▶ [Requirement]: In the records below, pick out all lines containing the word "Primer".

▶ [Input material]:
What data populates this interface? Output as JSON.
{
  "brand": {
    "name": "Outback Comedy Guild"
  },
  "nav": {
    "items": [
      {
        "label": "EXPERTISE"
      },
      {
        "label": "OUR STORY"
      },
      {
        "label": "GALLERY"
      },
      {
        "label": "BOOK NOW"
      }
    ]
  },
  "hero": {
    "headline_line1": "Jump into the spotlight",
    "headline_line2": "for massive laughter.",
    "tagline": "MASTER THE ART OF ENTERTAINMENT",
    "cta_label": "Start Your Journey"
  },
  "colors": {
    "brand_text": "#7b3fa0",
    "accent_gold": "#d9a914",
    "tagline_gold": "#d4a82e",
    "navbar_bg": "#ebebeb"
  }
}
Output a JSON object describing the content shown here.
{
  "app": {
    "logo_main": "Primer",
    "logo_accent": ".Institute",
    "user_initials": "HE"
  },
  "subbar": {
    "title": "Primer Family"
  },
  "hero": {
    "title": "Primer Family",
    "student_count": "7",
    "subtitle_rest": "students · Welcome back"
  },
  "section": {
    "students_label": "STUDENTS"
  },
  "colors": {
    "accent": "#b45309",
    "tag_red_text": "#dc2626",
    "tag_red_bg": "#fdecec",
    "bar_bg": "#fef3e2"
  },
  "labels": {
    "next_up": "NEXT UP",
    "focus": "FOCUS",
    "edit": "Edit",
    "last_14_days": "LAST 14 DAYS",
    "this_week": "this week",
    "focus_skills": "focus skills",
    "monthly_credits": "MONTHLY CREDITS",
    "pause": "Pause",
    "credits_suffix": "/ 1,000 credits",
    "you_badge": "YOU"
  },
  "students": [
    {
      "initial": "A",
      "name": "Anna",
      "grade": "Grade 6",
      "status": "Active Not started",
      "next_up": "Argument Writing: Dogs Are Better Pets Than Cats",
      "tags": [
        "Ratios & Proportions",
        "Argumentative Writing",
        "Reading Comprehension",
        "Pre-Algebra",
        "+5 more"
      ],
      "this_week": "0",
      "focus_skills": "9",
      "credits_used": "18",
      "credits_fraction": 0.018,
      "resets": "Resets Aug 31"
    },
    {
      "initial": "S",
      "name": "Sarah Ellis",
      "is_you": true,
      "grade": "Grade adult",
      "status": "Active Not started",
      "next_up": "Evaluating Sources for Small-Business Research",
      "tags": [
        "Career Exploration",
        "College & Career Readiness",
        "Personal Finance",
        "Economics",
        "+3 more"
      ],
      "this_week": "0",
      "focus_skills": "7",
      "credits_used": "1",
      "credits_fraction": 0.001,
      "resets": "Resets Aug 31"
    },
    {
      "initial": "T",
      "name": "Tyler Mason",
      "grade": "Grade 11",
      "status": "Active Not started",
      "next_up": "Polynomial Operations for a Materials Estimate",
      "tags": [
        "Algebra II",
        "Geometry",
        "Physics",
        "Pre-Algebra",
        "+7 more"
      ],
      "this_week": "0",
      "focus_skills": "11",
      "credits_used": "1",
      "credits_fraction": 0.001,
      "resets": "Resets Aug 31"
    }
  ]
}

▶ [Final result]:
    "logo_main": "Primer",
    "title": "Primer Family"
    "title": "Primer Family",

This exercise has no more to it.